*Exercise brief*: Say the number of lines containing the string "grid", and say nothing else.

*Records supplied*:
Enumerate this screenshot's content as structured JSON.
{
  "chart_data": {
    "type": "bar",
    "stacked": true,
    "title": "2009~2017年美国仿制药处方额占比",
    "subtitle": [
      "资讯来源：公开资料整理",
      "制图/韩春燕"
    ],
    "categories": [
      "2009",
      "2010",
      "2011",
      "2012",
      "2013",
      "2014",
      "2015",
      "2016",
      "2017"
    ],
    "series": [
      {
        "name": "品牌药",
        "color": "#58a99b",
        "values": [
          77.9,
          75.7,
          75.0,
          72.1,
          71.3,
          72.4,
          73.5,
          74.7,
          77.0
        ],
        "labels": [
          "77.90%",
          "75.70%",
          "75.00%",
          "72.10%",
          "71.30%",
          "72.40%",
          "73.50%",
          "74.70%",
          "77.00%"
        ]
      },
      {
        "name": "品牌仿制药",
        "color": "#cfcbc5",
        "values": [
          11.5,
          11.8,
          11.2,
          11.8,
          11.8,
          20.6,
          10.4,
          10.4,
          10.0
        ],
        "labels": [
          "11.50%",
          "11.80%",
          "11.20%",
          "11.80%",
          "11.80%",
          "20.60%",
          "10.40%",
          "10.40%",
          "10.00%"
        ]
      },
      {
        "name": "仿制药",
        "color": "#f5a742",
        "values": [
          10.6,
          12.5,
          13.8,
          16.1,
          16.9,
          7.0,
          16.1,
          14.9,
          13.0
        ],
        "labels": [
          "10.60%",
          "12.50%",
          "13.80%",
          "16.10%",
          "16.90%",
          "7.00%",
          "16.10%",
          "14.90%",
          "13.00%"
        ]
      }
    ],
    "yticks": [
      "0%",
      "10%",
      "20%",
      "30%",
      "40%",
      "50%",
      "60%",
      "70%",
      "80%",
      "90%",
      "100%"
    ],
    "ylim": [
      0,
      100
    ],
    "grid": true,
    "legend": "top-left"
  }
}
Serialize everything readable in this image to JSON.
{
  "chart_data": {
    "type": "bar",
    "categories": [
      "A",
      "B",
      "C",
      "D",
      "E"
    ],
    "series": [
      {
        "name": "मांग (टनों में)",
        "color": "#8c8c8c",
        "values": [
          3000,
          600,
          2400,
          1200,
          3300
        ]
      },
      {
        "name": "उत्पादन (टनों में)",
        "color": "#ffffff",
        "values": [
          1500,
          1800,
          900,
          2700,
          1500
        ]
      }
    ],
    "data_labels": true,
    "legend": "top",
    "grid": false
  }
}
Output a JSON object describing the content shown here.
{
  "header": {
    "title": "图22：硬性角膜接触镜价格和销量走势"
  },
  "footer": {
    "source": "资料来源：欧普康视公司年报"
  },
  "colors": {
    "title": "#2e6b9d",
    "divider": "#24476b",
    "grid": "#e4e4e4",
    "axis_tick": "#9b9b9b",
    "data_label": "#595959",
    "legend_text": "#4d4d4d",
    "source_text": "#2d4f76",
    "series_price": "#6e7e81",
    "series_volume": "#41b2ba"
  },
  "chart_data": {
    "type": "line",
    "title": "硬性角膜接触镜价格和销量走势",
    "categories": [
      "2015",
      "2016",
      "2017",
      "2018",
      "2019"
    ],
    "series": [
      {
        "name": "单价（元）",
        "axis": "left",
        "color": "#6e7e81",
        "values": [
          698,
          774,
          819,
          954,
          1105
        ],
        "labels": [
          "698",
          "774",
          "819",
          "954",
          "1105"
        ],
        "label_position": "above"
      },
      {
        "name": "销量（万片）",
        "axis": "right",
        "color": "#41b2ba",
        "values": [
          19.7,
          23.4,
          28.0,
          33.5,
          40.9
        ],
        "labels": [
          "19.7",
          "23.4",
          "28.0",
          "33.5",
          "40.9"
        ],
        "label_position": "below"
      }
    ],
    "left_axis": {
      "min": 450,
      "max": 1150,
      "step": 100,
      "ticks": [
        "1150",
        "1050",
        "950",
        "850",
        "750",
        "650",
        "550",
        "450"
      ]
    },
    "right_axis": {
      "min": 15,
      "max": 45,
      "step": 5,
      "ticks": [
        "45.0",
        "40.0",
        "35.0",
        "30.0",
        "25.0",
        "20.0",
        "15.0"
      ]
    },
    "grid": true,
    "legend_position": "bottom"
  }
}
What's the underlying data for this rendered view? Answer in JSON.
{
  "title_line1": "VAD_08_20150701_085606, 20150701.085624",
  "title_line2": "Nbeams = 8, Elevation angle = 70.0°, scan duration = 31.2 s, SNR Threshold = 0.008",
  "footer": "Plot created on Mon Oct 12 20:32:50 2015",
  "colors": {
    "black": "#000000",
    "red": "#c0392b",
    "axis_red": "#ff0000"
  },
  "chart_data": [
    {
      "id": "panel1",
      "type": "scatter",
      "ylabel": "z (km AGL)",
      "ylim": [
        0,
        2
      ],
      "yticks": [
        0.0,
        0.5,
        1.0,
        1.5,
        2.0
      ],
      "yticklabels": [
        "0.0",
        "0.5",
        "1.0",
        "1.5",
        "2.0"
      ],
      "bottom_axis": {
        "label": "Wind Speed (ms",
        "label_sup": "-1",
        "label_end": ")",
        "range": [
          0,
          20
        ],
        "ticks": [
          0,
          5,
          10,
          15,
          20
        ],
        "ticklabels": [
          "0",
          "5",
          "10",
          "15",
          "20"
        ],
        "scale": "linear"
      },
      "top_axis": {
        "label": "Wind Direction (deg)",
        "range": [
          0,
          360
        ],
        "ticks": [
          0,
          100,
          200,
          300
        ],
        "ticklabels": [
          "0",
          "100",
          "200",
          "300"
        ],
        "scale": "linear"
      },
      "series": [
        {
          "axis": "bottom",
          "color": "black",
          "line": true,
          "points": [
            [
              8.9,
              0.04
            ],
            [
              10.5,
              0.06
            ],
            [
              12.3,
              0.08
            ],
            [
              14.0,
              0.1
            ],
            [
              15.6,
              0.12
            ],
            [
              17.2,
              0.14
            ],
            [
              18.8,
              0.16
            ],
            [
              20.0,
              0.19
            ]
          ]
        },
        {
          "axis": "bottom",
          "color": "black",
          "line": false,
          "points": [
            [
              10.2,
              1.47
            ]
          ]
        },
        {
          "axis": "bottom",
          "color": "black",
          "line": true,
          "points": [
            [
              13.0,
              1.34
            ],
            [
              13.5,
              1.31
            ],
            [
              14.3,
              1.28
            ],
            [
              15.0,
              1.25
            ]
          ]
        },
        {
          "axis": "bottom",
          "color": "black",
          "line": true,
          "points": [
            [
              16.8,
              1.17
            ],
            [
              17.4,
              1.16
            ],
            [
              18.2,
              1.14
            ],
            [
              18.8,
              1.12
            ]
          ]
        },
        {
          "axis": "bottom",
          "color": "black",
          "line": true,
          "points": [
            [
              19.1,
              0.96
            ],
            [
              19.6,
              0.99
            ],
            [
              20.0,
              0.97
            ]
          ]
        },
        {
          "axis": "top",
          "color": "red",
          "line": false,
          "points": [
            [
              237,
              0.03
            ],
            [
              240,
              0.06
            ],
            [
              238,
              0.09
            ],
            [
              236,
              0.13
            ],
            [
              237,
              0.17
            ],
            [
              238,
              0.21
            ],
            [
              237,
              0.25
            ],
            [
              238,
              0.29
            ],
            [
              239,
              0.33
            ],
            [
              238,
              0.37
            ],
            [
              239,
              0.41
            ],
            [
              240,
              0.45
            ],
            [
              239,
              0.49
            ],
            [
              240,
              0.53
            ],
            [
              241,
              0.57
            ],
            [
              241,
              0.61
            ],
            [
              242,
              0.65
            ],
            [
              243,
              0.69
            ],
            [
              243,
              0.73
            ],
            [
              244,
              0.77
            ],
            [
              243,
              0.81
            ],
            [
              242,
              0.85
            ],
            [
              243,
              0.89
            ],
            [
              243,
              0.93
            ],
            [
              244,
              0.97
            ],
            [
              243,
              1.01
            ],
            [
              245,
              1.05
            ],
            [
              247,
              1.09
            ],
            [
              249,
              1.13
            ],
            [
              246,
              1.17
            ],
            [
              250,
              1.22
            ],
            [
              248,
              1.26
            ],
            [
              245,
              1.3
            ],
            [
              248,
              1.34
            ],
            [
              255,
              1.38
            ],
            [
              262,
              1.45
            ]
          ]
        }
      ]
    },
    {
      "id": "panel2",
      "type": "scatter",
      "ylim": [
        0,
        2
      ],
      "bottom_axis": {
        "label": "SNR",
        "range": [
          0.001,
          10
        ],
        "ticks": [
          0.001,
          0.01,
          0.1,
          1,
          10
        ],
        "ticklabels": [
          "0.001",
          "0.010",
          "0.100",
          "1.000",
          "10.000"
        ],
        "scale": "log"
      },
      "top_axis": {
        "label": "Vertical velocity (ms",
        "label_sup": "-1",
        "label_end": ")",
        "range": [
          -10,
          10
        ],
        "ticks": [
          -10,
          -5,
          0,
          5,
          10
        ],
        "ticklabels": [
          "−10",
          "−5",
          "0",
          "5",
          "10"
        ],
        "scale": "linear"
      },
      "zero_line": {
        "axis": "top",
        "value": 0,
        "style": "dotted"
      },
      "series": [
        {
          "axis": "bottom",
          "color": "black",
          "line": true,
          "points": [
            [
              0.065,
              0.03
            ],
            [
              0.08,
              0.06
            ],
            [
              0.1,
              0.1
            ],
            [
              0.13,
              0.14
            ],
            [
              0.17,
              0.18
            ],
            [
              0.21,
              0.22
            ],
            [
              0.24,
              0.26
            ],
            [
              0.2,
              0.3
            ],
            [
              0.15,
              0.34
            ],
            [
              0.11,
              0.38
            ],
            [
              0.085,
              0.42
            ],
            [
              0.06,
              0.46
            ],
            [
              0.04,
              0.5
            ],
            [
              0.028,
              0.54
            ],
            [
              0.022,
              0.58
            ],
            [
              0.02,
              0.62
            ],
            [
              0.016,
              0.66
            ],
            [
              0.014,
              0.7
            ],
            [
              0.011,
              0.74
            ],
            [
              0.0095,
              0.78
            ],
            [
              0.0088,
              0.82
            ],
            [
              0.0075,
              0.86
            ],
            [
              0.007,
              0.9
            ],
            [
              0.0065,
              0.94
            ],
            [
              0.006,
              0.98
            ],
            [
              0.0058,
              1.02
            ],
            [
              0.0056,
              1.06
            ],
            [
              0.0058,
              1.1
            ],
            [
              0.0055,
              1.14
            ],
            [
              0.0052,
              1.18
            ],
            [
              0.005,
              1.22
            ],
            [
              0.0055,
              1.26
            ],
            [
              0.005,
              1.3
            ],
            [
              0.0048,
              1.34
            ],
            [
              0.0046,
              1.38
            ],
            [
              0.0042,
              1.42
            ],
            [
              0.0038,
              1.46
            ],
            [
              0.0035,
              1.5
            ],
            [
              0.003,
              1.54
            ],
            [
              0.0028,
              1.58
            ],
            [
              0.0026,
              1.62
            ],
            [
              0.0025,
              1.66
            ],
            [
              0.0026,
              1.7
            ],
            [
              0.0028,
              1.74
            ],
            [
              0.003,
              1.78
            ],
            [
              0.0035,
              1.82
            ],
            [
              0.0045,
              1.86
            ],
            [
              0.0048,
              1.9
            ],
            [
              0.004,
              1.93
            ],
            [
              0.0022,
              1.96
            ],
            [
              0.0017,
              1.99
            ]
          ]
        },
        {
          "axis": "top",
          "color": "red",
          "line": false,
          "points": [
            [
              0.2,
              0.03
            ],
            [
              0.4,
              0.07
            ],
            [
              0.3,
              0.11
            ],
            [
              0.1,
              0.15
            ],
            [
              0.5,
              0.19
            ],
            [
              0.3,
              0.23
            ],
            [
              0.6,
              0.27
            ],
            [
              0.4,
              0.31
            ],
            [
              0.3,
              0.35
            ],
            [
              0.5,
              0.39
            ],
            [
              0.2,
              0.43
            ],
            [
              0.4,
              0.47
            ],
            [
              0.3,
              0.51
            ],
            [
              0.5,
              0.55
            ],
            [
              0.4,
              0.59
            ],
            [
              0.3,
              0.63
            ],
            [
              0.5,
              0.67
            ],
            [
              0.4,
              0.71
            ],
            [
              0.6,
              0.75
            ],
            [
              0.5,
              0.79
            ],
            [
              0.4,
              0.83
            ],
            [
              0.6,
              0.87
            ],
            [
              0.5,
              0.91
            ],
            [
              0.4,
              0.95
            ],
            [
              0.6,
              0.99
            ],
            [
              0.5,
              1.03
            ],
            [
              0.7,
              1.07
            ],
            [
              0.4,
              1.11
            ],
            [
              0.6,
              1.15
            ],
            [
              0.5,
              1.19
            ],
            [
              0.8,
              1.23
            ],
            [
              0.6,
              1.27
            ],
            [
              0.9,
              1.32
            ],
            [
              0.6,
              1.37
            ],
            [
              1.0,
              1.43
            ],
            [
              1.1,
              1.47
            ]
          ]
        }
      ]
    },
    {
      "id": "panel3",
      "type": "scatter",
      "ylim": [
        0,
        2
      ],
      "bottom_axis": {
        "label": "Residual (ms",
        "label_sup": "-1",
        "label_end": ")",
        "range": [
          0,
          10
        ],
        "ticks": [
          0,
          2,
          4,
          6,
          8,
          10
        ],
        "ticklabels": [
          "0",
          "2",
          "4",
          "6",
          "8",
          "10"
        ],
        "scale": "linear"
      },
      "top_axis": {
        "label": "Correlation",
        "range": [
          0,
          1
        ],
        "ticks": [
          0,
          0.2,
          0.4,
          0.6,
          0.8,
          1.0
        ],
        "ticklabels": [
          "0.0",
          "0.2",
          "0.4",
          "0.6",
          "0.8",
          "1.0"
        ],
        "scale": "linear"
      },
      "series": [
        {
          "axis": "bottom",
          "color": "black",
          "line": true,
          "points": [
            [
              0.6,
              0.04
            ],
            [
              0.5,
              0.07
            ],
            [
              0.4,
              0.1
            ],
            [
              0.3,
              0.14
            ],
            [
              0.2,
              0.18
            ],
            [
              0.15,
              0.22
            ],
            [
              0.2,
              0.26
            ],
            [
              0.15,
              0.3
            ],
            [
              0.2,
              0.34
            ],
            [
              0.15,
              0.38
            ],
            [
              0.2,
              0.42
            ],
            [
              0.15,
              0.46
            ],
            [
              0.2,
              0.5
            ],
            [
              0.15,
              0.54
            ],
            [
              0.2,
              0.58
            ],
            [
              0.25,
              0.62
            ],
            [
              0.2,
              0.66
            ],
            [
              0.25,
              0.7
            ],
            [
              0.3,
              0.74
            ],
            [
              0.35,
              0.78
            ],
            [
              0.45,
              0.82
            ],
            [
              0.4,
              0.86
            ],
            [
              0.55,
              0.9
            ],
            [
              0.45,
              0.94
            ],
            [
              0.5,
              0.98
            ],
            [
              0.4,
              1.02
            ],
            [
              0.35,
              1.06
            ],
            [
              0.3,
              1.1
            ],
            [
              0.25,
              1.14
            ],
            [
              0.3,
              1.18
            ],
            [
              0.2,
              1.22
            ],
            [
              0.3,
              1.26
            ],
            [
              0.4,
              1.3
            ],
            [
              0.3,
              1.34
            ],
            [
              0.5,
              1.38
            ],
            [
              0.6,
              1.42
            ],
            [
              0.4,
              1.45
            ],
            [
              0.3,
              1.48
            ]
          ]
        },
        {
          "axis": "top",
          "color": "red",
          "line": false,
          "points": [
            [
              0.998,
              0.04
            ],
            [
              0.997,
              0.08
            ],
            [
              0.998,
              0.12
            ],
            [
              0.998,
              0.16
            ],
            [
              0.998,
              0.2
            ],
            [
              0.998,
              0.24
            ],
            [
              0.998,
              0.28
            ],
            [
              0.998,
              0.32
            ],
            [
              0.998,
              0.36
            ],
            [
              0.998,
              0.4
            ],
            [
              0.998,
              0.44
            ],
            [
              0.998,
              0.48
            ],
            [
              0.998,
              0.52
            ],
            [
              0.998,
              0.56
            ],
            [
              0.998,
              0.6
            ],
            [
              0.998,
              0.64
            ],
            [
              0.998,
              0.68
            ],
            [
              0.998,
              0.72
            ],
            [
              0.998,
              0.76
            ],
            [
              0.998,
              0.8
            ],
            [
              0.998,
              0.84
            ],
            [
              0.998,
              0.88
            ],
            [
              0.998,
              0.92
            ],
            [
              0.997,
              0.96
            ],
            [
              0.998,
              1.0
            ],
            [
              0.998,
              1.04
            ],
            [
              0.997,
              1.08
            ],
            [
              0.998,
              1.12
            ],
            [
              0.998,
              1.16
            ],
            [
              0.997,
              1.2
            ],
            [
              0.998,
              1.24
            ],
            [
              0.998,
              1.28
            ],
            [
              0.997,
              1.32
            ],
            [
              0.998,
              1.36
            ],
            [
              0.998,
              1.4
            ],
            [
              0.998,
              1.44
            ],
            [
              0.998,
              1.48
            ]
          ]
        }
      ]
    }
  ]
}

*Solution for this problem*: 4